>> Start
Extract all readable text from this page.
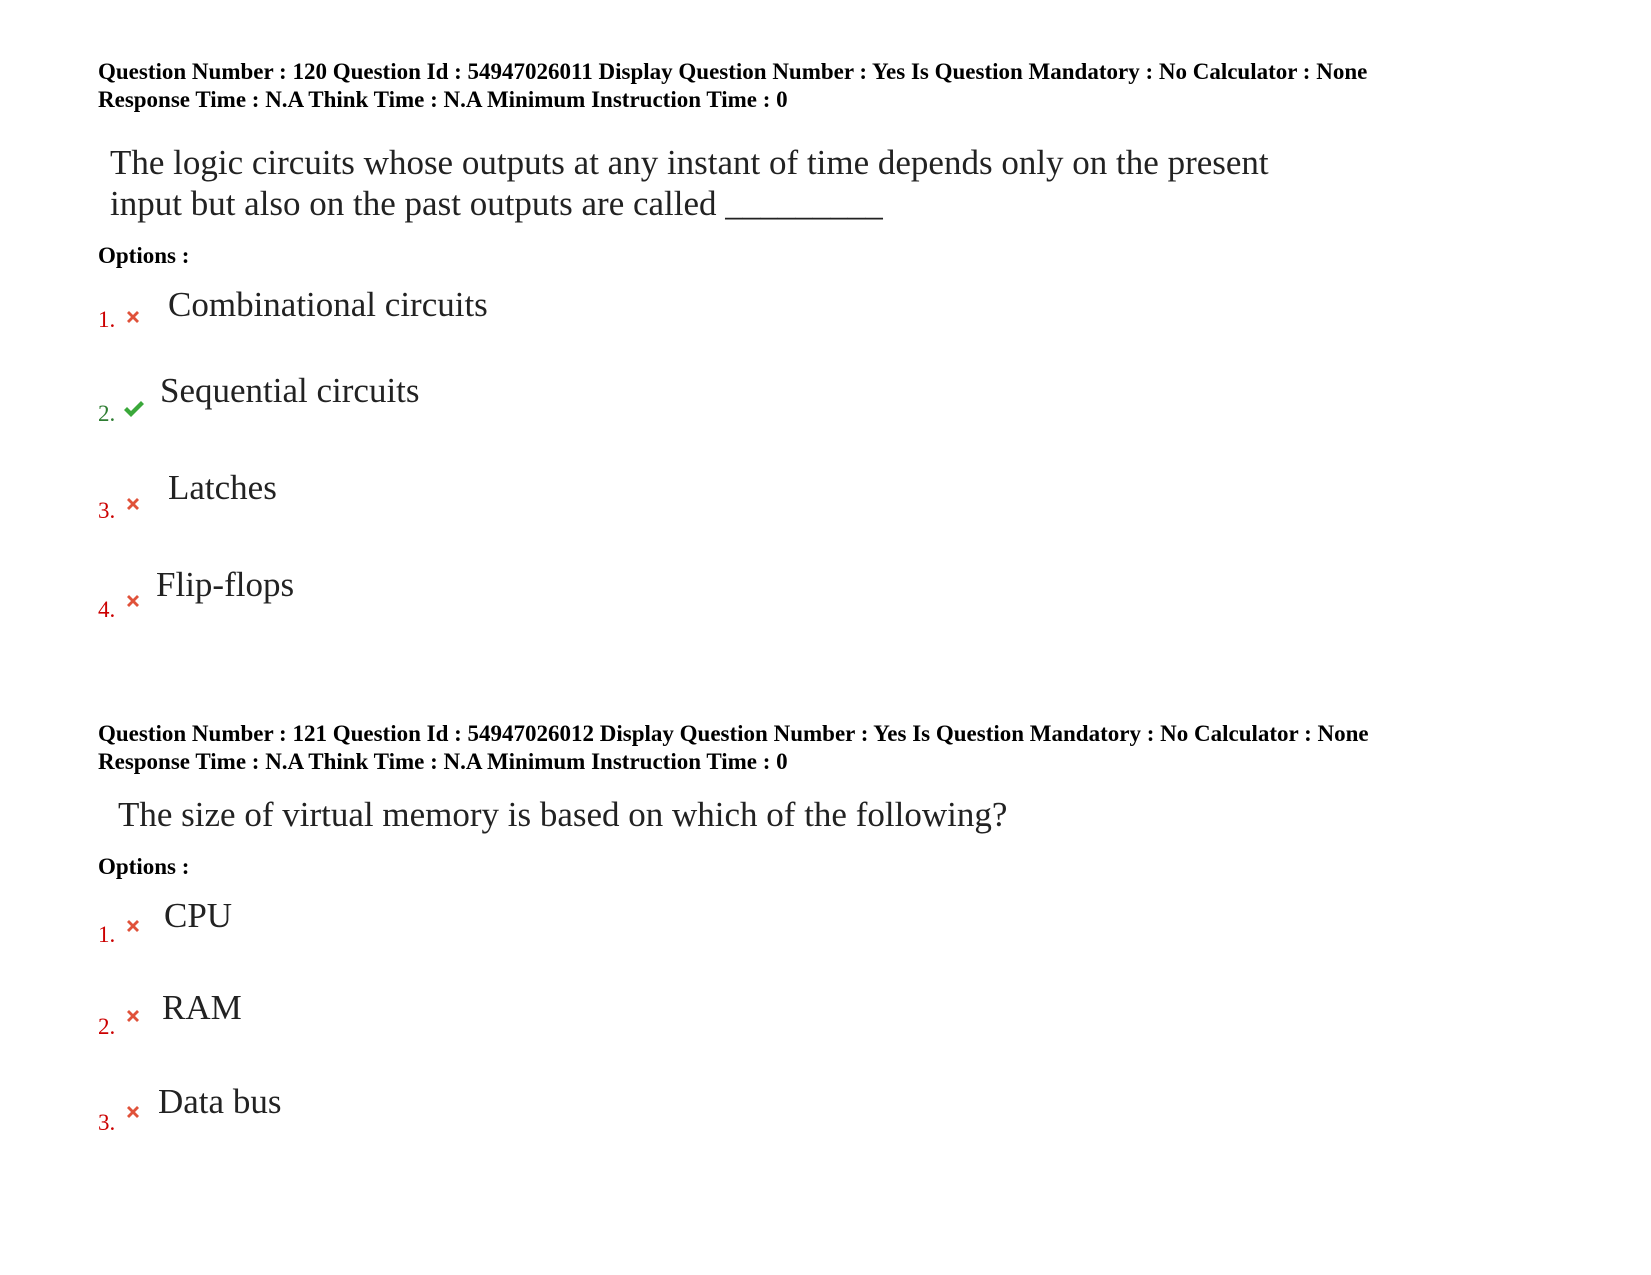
Question Number : 120 Question Id : 54947026011 Display Question Number : Yes Is Question Mandatory : No Calculator : None
Response Time : N.A Think Time : N.A Minimum Instruction Time : 0
The logic circuits whose outputs at any instant of time depends only on the present
input but also on the past outputs are called _________
Options :
1. Combinational circuits
2.
Sequential circuits
3.
Latches
4.
Flip-flops
Question Number : 121 Question Id : 54947026012 Display Question Number : Yes Is Question Mandatory : No Calculator : None
Response Time : N.A Think Time : N.A Minimum Instruction Time : 0
The size of virtual memory is based on which of the following?
Options :
1. CPU
2. RAM
3.
Data bus
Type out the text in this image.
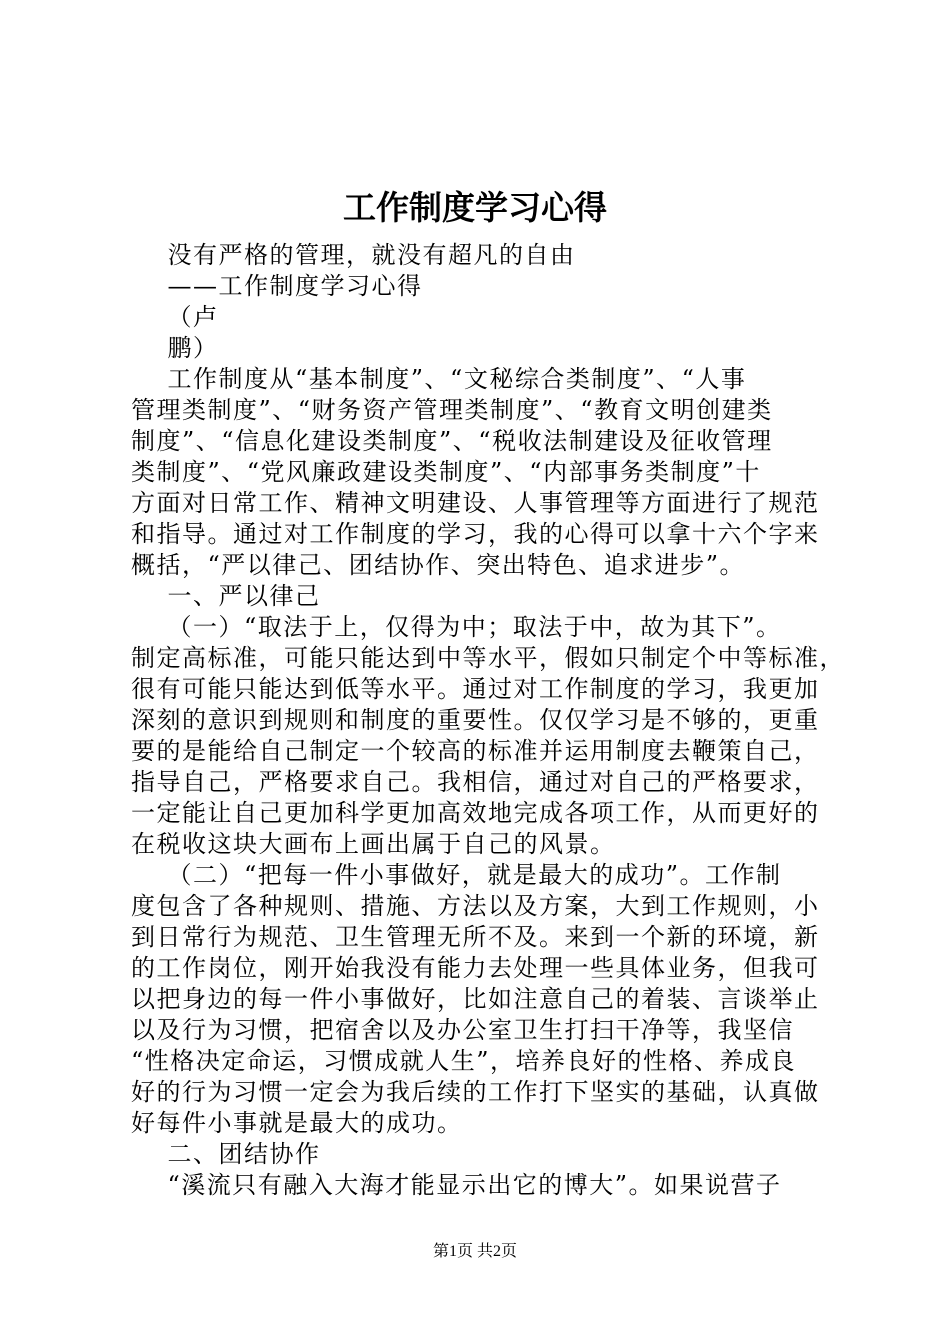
工作制度学习心得
没有严格的管理，就没有超凡的自由
——工作制度学习心得
（卢
鹏）
工作制度从“基本制度”、“文秘综合类制度”、“人事
管理类制度”、“财务资产管理类制度”、“教育文明创建类
制度”、“信息化建设类制度”、“税收法制建设及征收管理
类制度”、“党风廉政建设类制度”、“内部事务类制度”十
方面对日常工作、精神文明建设、人事管理等方面进行了规范
和指导。通过对工作制度的学习，我的心得可以拿十六个字来
概括，“严以律己、团结协作、突出特色、追求进步”。
一、严以律己
（一）“取法于上，仅得为中；取法于中，故为其下”。
制定高标准，可能只能达到中等水平，假如只制定个中等标准，
很有可能只能达到低等水平。通过对工作制度的学习，我更加
深刻的意识到规则和制度的重要性。仅仅学习是不够的，更重
要的是能给自己制定一个较高的标准并运用制度去鞭策自己，
指导自己，严格要求自己。我相信，通过对自己的严格要求，
一定能让自己更加科学更加高效地完成各项工作，从而更好的
在税收这块大画布上画出属于自己的风景。
（二）“把每一件小事做好，就是最大的成功”。工作制
度包含了各种规则、措施、方法以及方案，大到工作规则，小
到日常行为规范、卫生管理无所不及。来到一个新的环境，新
的工作岗位，刚开始我没有能力去处理一些具体业务，但我可
以把身边的每一件小事做好，比如注意自己的着装、言谈举止
以及行为习惯，把宿舍以及办公室卫生打扫干净等，我坚信
“性格决定命运，习惯成就人生”，培养良好的性格、养成良
好的行为习惯一定会为我后续的工作打下坚实的基础，认真做
好每件小事就是最大的成功。
二、团结协作
“溪流只有融入大海才能显示出它的博大”。如果说营子
第1页 共2页
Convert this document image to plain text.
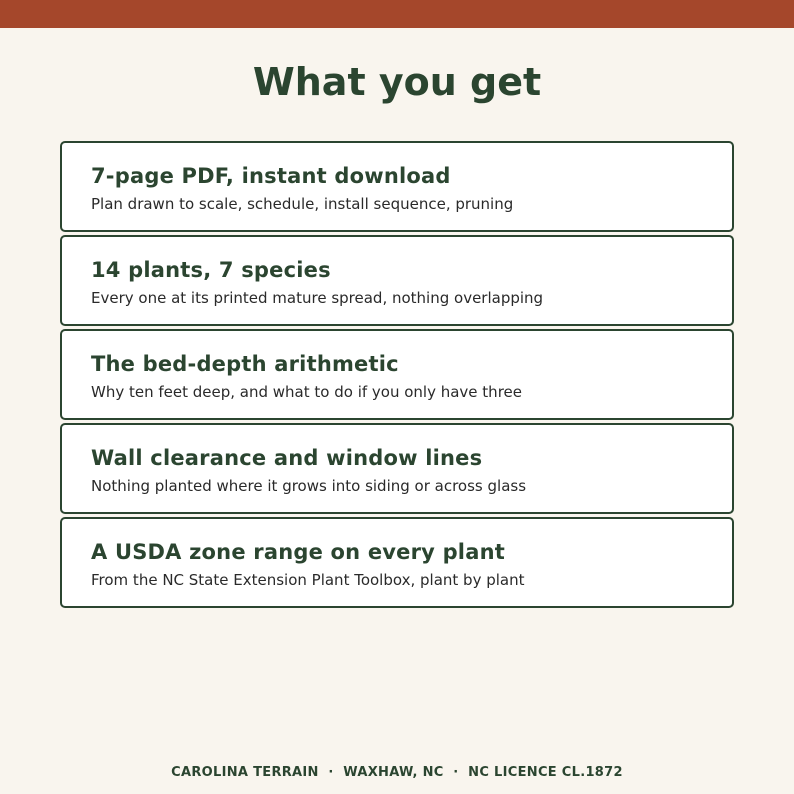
What you get
7-page PDF, instant download
Plan drawn to scale, schedule, install sequence, pruning
14 plants, 7 species
Every one at its printed mature spread, nothing overlapping
The bed-depth arithmetic
Why ten feet deep, and what to do if you only have three
Wall clearance and window lines
Nothing planted where it grows into siding or across glass
A USDA zone range on every plant
From the NC State Extension Plant Toolbox, plant by plant
CAROLINA TERRAIN  ·  WAXHAW, NC  ·  NC LICENCE CL.1872
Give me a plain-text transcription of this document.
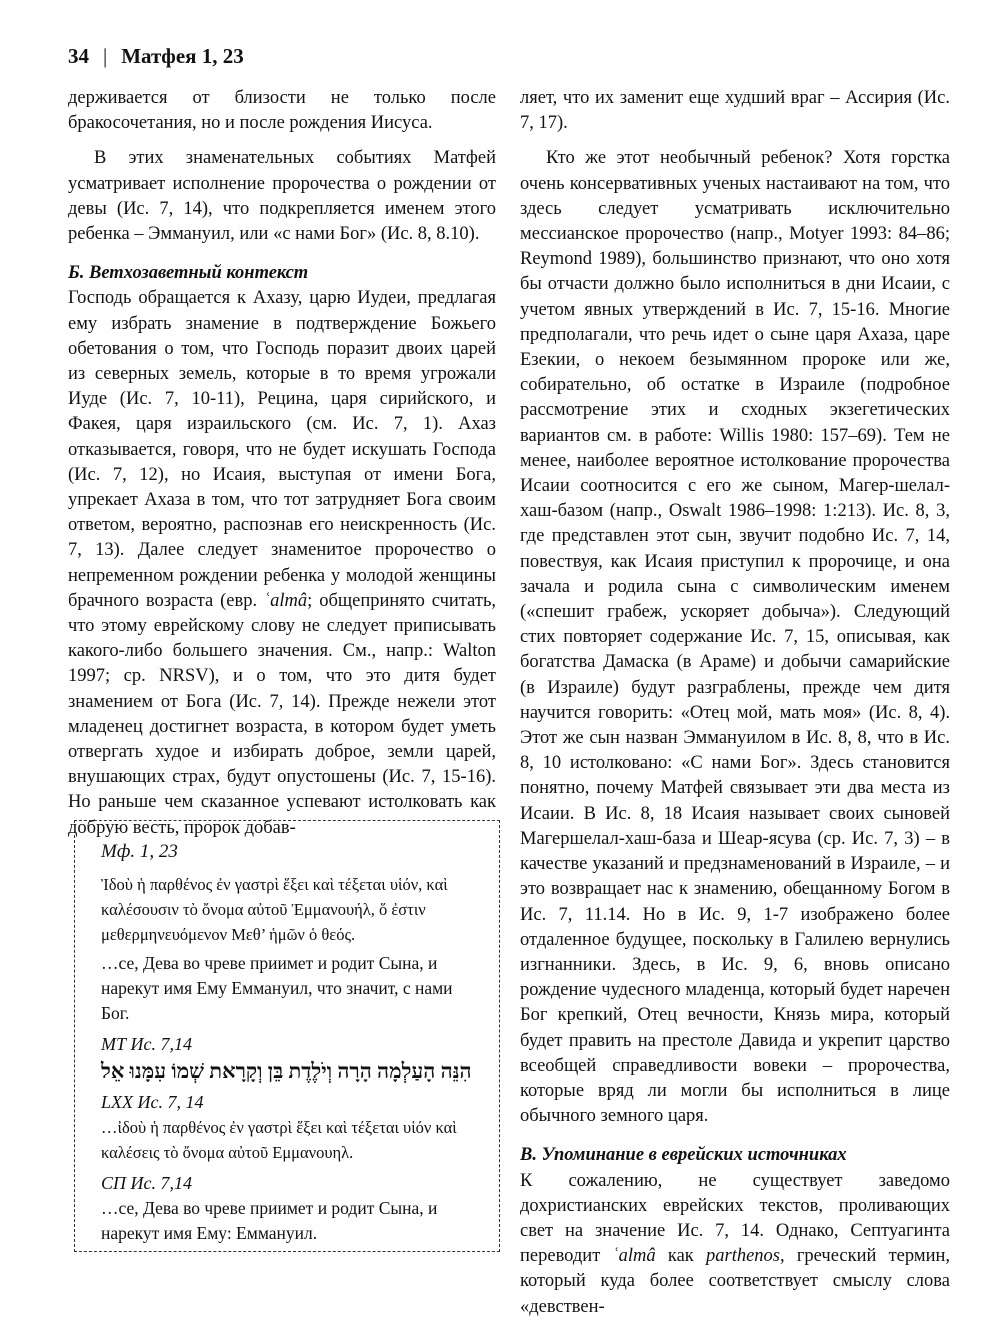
34 | Матфея 1, 23

держивается от близости не только после бракосочетания, но и после рождения Иисуса.

В этих знаменательных событиях Матфей усматривает исполнение пророчества о рождении от девы (Ис. 7, 14), что подкрепляется именем этого ребенка – Эммануил, или «с нами Бог» (Ис. 8, 8.10).

Б. Ветхозаветный контекст

Господь обращается к Ахазу, царю Иудеи, предлагая ему избрать знамение в подтверждение Божьего обетования о том, что Господь поразит двоих царей из северных земель, которые в то время угрожали Иуде (Ис. 7, 10-11), Рецина, царя сирийского, и Факея, царя израильского (см. Ис. 7, 1). Ахаз отказывается, говоря, что не будет искушать Господа (Ис. 7, 12), но Исаия, выступая от имени Бога, упрекает Ахаза в том, что тот затрудняет Бога своим ответом, вероятно, распознав его неискренность (Ис. 7, 13). Далее следует знаменитое пророчество о непременном рождении ребенка у молодой женщины брачного возраста (евр. ʿalmâ; общепринято считать, что этому еврейскому слову не следует приписывать какого-либо большего значения. См., напр.: Walton 1997; ср. NRSV), и о том, что это дитя будет знамением от Бога (Ис. 7, 14). Прежде нежели этот младенец достигнет возраста, в котором будет уметь отвергать худое и избирать доброе, земли царей, внушающих страх, будут опустошены (Ис. 7, 15-16). Но раньше чем сказанное успевают истолковать как добрую весть, пророк добав-

Мф. 1, 23

Ἰδοὺ ἡ παρθένος ἐν γαστρὶ ἕξει καὶ τέξεται υἱόν, καὶ καλέσουσιν τὸ ὄνομα αὐτοῦ Ἐμμανουήλ, ὅ ἐστιν μεθερμηνευόμενον Μεθ’ ἡμῶν ὁ θεός.

…се, Дева во чреве приимет и родит Сына, и нарекут имя Ему Еммануил, что значит, с нами Бог.

МТ Ис. 7,14

הִנֵּה הָעַלְמָה הָרָה וְיֹלֶדֶת בֵּן וְקָרָאת שְׁמוֹ עִמָּנוּ אֵל

LXX Ис. 7, 14

…ἰδοὺ ἡ παρθένος ἐν γαστρὶ ἕξει καὶ τέξεται υἱόν καὶ καλέσεις τὸ ὄνομα αὐτοῦ Εμμανουηλ.

СП Ис. 7,14

…се, Дева во чреве приимет и родит Сына, и нарекут имя Ему: Еммануил.

ляет, что их заменит еще худший враг – Ассирия (Ис. 7, 17).

Кто же этот необычный ребенок? Хотя горстка очень консервативных ученых настаивают на том, что здесь следует усматривать исключительно мессианское пророчество (напр., Motyer 1993: 84–86; Reymond 1989), большинство признают, что оно хотя бы отчасти должно было исполниться в дни Исаии, с учетом явных утверждений в Ис. 7, 15-16. Многие предполагали, что речь идет о сыне царя Ахаза, царе Езекии, о некоем безымянном пророке или же, собирательно, об остатке в Израиле (подробное рассмотрение этих и сходных экзегетических вариантов см. в работе: Willis 1980: 157–69). Тем не менее, наиболее вероятное истолкование пророчества Исаии соотносится с его же сыном, Магер-шелал-хаш-базом (напр., Oswalt 1986–1998: 1:213). Ис. 8, 3, где представлен этот сын, звучит подобно Ис. 7, 14, повествуя, как Исаия приступил к пророчице, и она зачала и родила сына с символическим именем («спешит грабеж, ускоряет добыча»). Следующий стих повторяет содержание Ис. 7, 15, описывая, как богатства Дамаска (в Араме) и добычи самарийские (в Израиле) будут разграблены, прежде чем дитя научится говорить: «Отец мой, мать моя» (Ис. 8, 4). Этот же сын назван Эммануилом в Ис. 8, 8, что в Ис. 8, 10 истолковано: «С нами Бог». Здесь становится понятно, почему Матфей связывает эти два места из Исаии. В Ис. 8, 18 Исаия называет своих сыновей Магершелал-хаш-база и Шеар-ясува (ср. Ис. 7, 3) – в качестве указаний и предзнаменований в Израиле, – и это возвращает нас к знамению, обещанному Богом в Ис. 7, 11.14. Но в Ис. 9, 1-7 изображено более отдаленное будущее, поскольку в Галилею вернулись изгнанники. Здесь, в Ис. 9, 6, вновь описано рождение чудесного младенца, который будет наречен Бог крепкий, Отец вечности, Князь мира, который будет править на престоле Давида и укрепит царство всеобщей справедливости вовеки – пророчества, которые вряд ли могли бы исполниться в лице обычного земного царя.

В. Упоминание в еврейских источниках

К сожалению, не существует заведомо дохристианских еврейских текстов, проливающих свет на значение Ис. 7, 14. Однако, Септуагинта переводит ʿalmâ как parthenos, греческий термин, который куда более соответствует смыслу слова «девствен-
>> End
(EXERCISE)
Each line in the records above should be reproduced exactly; images are not copied.

(THE RESULT)
Extract all readable text from this page.
Question Number : 120 Question Id : 54947026011 Display Question Number : Yes Is Question Mandatory : No Calculator : None
Response Time : N.A Think Time : N.A Minimum Instruction Time : 0
The logic circuits whose outputs at any instant of time depends only on the present
input but also on the past outputs are called _________
Options :
1. Combinational circuits
2.
Sequential circuits
3.
Latches
4.
Flip-flops
Question Number : 121 Question Id : 54947026012 Display Question Number : Yes Is Question Mandatory : No Calculator : None
Response Time : N.A Think Time : N.A Minimum Instruction Time : 0
The size of virtual memory is based on which of the following?
Options :
1. CPU
2. RAM
3.
Data bus
Type out the text in this image.
工作制度学习心得
没有严格的管理，就没有超凡的自由
——工作制度学习心得
（卢
鹏）
工作制度从“基本制度”、“文秘综合类制度”、“人事
管理类制度”、“财务资产管理类制度”、“教育文明创建类
制度”、“信息化建设类制度”、“税收法制建设及征收管理
类制度”、“党风廉政建设类制度”、“内部事务类制度”十
方面对日常工作、精神文明建设、人事管理等方面进行了规范
和指导。通过对工作制度的学习，我的心得可以拿十六个字来
概括，“严以律己、团结协作、突出特色、追求进步”。
一、严以律己
（一）“取法于上，仅得为中；取法于中，故为其下”。
制定高标准，可能只能达到中等水平，假如只制定个中等标准，
很有可能只能达到低等水平。通过对工作制度的学习，我更加
深刻的意识到规则和制度的重要性。仅仅学习是不够的，更重
要的是能给自己制定一个较高的标准并运用制度去鞭策自己，
指导自己，严格要求自己。我相信，通过对自己的严格要求，
一定能让自己更加科学更加高效地完成各项工作，从而更好的
在税收这块大画布上画出属于自己的风景。
（二）“把每一件小事做好，就是最大的成功”。工作制
度包含了各种规则、措施、方法以及方案，大到工作规则，小
到日常行为规范、卫生管理无所不及。来到一个新的环境，新
的工作岗位，刚开始我没有能力去处理一些具体业务，但我可
以把身边的每一件小事做好，比如注意自己的着装、言谈举止
以及行为习惯，把宿舍以及办公室卫生打扫干净等，我坚信
“性格决定命运，习惯成就人生”，培养良好的性格、养成良
好的行为习惯一定会为我后续的工作打下坚实的基础，认真做
好每件小事就是最大的成功。
二、团结协作
“溪流只有融入大海才能显示出它的博大”。如果说营子
第1页 共2页
Convert this document image to plain text.
What you get
7-page PDF, instant download
Plan drawn to scale, schedule, install sequence, pruning
14 plants, 7 species
Every one at its printed mature spread, nothing overlapping
The bed-depth arithmetic
Why ten feet deep, and what to do if you only have three
Wall clearance and window lines
Nothing planted where it grows into siding or across glass
A USDA zone range on every plant
From the NC State Extension Plant Toolbox, plant by plant
CAROLINA TERRAIN  ·  WAXHAW, NC  ·  NC LICENCE CL.1872
Give me a plain-text transcription of this document.
34 | Матфея 1, 23

держивается от близости не только после бракосочетания, но и после рождения Иисуса.

В этих знаменательных событиях Матфей усматривает исполнение пророчества о рождении от девы (Ис. 7, 14), что подкрепляется именем этого ребенка – Эммануил, или «с нами Бог» (Ис. 8, 8.10).

Б. Ветхозаветный контекст

Господь обращается к Ахазу, царю Иудеи, предлагая ему избрать знамение в подтверждение Божьего обетования о том, что Господь поразит двоих царей из северных земель, которые в то время угрожали Иуде (Ис. 7, 10-11), Рецина, царя сирийского, и Факея, царя израильского (см. Ис. 7, 1). Ахаз отказывается, говоря, что не будет искушать Господа (Ис. 7, 12), но Исаия, выступая от имени Бога, упрекает Ахаза в том, что тот затрудняет Бога своим ответом, вероятно, распознав его неискренность (Ис. 7, 13). Далее следует знаменитое пророчество о непременном рождении ребенка у молодой женщины брачного возраста (евр. ʿalmâ; общепринято считать, что этому еврейскому слову не следует приписывать какого-либо большего значения. См., напр.: Walton 1997; ср. NRSV), и о том, что это дитя будет знамением от Бога (Ис. 7, 14). Прежде нежели этот младенец достигнет возраста, в котором будет уметь отвергать худое и избирать доброе, земли царей, внушающих страх, будут опустошены (Ис. 7, 15-16). Но раньше чем сказанное успевают истолковать как добрую весть, пророк добав-

Мф. 1, 23

Ἰδοὺ ἡ παρθένος ἐν γαστρὶ ἕξει καὶ τέξεται υἱόν, καὶ καλέσουσιν τὸ ὄνομα αὐτοῦ Ἐμμανουήλ, ὅ ἐστιν μεθερμηνευόμενον Μεθ’ ἡμῶν ὁ θεός.

…се, Дева во чреве приимет и родит Сына, и нарекут имя Ему Еммануил, что значит, с нами Бог.

МТ Ис. 7,14

הִנֵּה הָעַלְמָה הָרָה וְיֹלֶדֶת בֵּן וְקָרָאת שְׁמוֹ עִמָּנוּ אֵל

LXX Ис. 7, 14

…ἰδοὺ ἡ παρθένος ἐν γαστρὶ ἕξει καὶ τέξεται υἱόν καὶ καλέσεις τὸ ὄνομα αὐτοῦ Εμμανουηλ.

СП Ис. 7,14

…се, Дева во чреве приимет и родит Сына, и нарекут имя Ему: Еммануил.

ляет, что их заменит еще худший враг – Ассирия (Ис. 7, 17).

Кто же этот необычный ребенок? Хотя горстка очень консервативных ученых настаивают на том, что здесь следует усматривать исключительно мессианское пророчество (напр., Motyer 1993: 84–86; Reymond 1989), большинство признают, что оно хотя бы отчасти должно было исполниться в дни Исаии, с учетом явных утверждений в Ис. 7, 15-16. Многие предполагали, что речь идет о сыне царя Ахаза, царе Езекии, о некоем безымянном пророке или же, собирательно, об остатке в Израиле (подробное рассмотрение этих и сходных экзегетических вариантов см. в работе: Willis 1980: 157–69). Тем не менее, наиболее вероятное истолкование пророчества Исаии соотносится с его же сыном, Магер-шелал-хаш-базом (напр., Oswalt 1986–1998: 1:213). Ис. 8, 3, где представлен этот сын, звучит подобно Ис. 7, 14, повествуя, как Исаия приступил к пророчице, и она зачала и родила сына с символическим именем («спешит грабеж, ускоряет добыча»). Следующий стих повторяет содержание Ис. 7, 15, описывая, как богатства Дамаска (в Араме) и добычи самарийские (в Израиле) будут разграблены, прежде чем дитя научится говорить: «Отец мой, мать моя» (Ис. 8, 4). Этот же сын назван Эммануилом в Ис. 8, 8, что в Ис. 8, 10 истолковано: «С нами Бог». Здесь становится понятно, почему Матфей связывает эти два места из Исаии. В Ис. 8, 18 Исаия называет своих сыновей Магершелал-хаш-база и Шеар-ясува (ср. Ис. 7, 3) – в качестве указаний и предзнаменований в Израиле, – и это возвращает нас к знамению, обещанному Богом в Ис. 7, 11.14. Но в Ис. 9, 1-7 изображено более отдаленное будущее, поскольку в Галилею вернулись изгнанники. Здесь, в Ис. 9, 6, вновь описано рождение чудесного младенца, который будет наречен Бог крепкий, Отец вечности, Князь мира, который будет править на престоле Давида и укрепит царство всеобщей справедливости вовеки – пророчества, которые вряд ли могли бы исполниться в лице обычного земного царя.

В. Упоминание в еврейских источниках

К сожалению, не существует заведомо дохристианских еврейских текстов, проливающих свет на значение Ис. 7, 14. Однако, Септуагинта переводит ʿalmâ как parthenos, греческий термин, который куда более соответствует смыслу слова «девствен-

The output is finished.